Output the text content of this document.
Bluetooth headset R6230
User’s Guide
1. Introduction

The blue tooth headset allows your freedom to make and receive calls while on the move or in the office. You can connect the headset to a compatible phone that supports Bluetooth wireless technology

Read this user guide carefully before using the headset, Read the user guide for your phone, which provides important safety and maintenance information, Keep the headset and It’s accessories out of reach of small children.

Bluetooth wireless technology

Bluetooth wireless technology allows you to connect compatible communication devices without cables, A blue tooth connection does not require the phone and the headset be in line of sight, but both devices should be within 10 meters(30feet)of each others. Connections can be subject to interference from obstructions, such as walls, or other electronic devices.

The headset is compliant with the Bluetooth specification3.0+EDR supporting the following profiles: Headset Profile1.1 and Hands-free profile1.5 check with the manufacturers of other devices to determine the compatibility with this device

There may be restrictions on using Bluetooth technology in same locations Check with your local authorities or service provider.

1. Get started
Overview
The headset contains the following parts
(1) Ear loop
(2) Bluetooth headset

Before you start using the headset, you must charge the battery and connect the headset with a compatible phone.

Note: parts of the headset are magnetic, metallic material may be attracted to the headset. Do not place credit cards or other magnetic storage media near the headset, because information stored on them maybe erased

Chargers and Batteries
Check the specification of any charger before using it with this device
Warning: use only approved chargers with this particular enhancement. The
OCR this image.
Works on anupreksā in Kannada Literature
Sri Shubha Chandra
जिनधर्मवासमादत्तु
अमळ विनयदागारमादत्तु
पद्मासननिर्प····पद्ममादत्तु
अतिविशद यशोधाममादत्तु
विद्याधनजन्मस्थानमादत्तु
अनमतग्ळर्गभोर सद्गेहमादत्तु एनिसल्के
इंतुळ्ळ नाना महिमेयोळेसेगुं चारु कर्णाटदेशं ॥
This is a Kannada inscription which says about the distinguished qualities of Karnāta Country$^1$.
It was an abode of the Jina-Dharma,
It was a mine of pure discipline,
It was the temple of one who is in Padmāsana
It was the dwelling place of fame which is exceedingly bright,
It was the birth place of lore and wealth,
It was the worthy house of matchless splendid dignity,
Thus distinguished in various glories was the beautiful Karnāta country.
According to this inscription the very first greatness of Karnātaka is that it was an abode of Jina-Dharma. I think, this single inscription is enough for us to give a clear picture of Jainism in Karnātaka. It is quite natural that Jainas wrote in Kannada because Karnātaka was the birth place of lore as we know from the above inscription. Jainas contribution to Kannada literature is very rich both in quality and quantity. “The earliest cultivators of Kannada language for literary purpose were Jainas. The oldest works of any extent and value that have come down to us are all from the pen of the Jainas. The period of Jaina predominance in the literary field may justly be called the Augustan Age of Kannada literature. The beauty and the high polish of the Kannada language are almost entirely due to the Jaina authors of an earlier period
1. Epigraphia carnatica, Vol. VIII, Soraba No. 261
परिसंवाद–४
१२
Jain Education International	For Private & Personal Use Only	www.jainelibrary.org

**Task**
Reproduce the material above exactly; please quote every line of it.

**Problem solution**
Output the text content of this document.
Bluetooth headset R6230
User’s Guide
1. Introduction

The blue tooth headset allows your freedom to make and receive calls while on the move or in the office. You can connect the headset to a compatible phone that supports Bluetooth wireless technology

Read this user guide carefully before using the headset, Read the user guide for your phone, which provides important safety and maintenance information, Keep the headset and It’s accessories out of reach of small children.

Bluetooth wireless technology

Bluetooth wireless technology allows you to connect compatible communication devices without cables, A blue tooth connection does not require the phone and the headset be in line of sight, but both devices should be within 10 meters(30feet)of each others. Connections can be subject to interference from obstructions, such as walls, or other electronic devices.

The headset is compliant with the Bluetooth specification3.0+EDR supporting the following profiles: Headset Profile1.1 and Hands-free profile1.5 check with the manufacturers of other devices to determine the compatibility with this device

There may be restrictions on using Bluetooth technology in same locations Check with your local authorities or service provider.

1. Get started
Overview
The headset contains the following parts
(1) Ear loop
(2) Bluetooth headset

Before you start using the headset, you must charge the battery and connect the headset with a compatible phone.

Note: parts of the headset are magnetic, metallic material may be attracted to the headset. Do not place credit cards or other magnetic storage media near the headset, because information stored on them maybe erased

Chargers and Batteries
Check the specification of any charger before using it with this device
Warning: use only approved chargers with this particular enhancement. The
OCR this image.
Works on anupreksā in Kannada Literature
Sri Shubha Chandra
जिनधर्मवासमादत्तु
अमळ विनयदागारमादत्तु
पद्मासननिर्प····पद्ममादत्तु
अतिविशद यशोधाममादत्तु
विद्याधनजन्मस्थानमादत्तु
अनमतग्ळर्गभोर सद्गेहमादत्तु एनिसल्के
इंतुळ्ळ नाना महिमेयोळेसेगुं चारु कर्णाटदेशं ॥
This is a Kannada inscription which says about the distinguished qualities of Karnāta Country$^1$.
It was an abode of the Jina-Dharma,
It was a mine of pure discipline,
It was the temple of one who is in Padmāsana
It was the dwelling place of fame which is exceedingly bright,
It was the birth place of lore and wealth,
It was the worthy house of matchless splendid dignity,
Thus distinguished in various glories was the beautiful Karnāta country.
According to this inscription the very first greatness of Karnātaka is that it was an abode of Jina-Dharma. I think, this single inscription is enough for us to give a clear picture of Jainism in Karnātaka. It is quite natural that Jainas wrote in Kannada because Karnātaka was the birth place of lore as we know from the above inscription. Jainas contribution to Kannada literature is very rich both in quality and quantity. “The earliest cultivators of Kannada language for literary purpose were Jainas. The oldest works of any extent and value that have come down to us are all from the pen of the Jainas. The period of Jaina predominance in the literary field may justly be called the Augustan Age of Kannada literature. The beauty and the high polish of the Kannada language are almost entirely due to the Jaina authors of an earlier period
1. Epigraphia carnatica, Vol. VIII, Soraba No. 261
परिसंवाद–४
१२
Jain Education International	For Private & Personal Use Only	www.jainelibrary.org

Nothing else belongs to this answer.